Exercise materials:
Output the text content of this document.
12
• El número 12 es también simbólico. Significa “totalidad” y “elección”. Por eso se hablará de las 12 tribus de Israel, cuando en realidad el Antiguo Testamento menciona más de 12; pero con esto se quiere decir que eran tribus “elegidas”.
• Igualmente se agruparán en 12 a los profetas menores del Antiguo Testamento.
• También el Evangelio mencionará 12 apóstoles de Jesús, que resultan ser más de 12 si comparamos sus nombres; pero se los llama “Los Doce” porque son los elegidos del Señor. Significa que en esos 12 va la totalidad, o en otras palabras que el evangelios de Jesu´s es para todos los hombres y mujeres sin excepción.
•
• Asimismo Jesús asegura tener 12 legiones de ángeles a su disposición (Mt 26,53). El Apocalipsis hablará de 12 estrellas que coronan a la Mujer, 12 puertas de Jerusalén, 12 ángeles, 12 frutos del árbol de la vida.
* * *
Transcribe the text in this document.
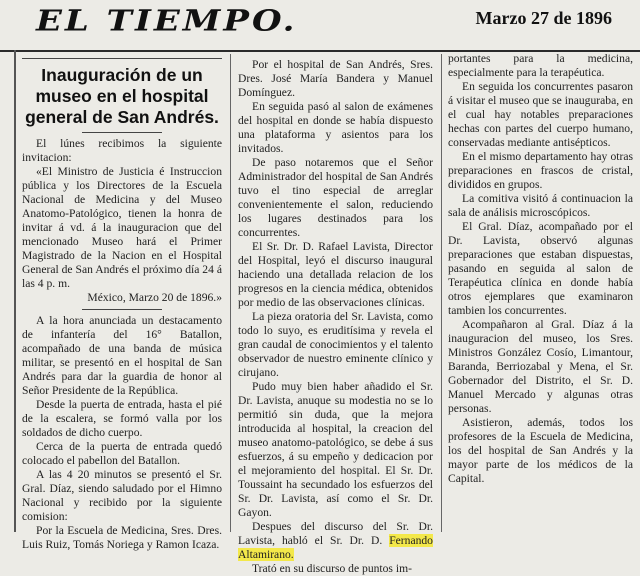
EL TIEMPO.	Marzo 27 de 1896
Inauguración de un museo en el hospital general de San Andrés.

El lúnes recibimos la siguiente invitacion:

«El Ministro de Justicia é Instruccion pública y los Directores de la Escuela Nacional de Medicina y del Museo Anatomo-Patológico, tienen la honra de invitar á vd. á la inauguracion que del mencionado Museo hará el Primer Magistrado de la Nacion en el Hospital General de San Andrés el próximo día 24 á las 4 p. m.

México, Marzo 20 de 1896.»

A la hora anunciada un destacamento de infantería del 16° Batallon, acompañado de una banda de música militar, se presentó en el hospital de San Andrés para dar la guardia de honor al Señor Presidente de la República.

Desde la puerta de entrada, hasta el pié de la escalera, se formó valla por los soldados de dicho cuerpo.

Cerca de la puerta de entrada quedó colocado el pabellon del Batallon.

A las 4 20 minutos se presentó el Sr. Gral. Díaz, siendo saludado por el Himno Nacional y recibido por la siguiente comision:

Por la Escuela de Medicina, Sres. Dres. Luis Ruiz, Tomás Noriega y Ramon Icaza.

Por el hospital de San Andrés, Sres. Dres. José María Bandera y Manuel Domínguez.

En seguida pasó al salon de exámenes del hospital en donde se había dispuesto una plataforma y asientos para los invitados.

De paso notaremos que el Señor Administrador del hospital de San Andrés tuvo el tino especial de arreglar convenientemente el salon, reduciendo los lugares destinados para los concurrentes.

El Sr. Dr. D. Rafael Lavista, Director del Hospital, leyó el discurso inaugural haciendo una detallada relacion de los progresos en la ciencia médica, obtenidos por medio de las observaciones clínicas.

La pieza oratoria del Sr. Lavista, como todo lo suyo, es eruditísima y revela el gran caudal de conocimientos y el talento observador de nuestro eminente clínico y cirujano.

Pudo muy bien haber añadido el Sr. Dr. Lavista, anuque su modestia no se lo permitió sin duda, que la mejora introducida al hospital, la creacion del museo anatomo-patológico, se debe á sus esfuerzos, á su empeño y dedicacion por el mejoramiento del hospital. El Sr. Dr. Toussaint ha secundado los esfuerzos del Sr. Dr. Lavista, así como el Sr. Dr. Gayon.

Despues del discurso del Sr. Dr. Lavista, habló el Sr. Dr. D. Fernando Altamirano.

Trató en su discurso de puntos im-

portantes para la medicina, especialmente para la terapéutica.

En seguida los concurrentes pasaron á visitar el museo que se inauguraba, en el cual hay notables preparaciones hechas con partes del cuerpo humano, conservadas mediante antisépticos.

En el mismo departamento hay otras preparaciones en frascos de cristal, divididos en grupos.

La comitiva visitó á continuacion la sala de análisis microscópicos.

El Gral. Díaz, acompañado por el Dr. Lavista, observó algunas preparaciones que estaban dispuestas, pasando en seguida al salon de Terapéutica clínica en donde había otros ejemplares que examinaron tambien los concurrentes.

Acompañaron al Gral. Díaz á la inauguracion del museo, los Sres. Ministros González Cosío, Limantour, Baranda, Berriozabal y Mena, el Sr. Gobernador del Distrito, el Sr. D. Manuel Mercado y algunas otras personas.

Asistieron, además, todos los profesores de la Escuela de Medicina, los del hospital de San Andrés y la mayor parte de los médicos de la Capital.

Your objective: In the entries above, find the lines containing the word "entrada" and say how many there are, with no other words.

Expected answer: 2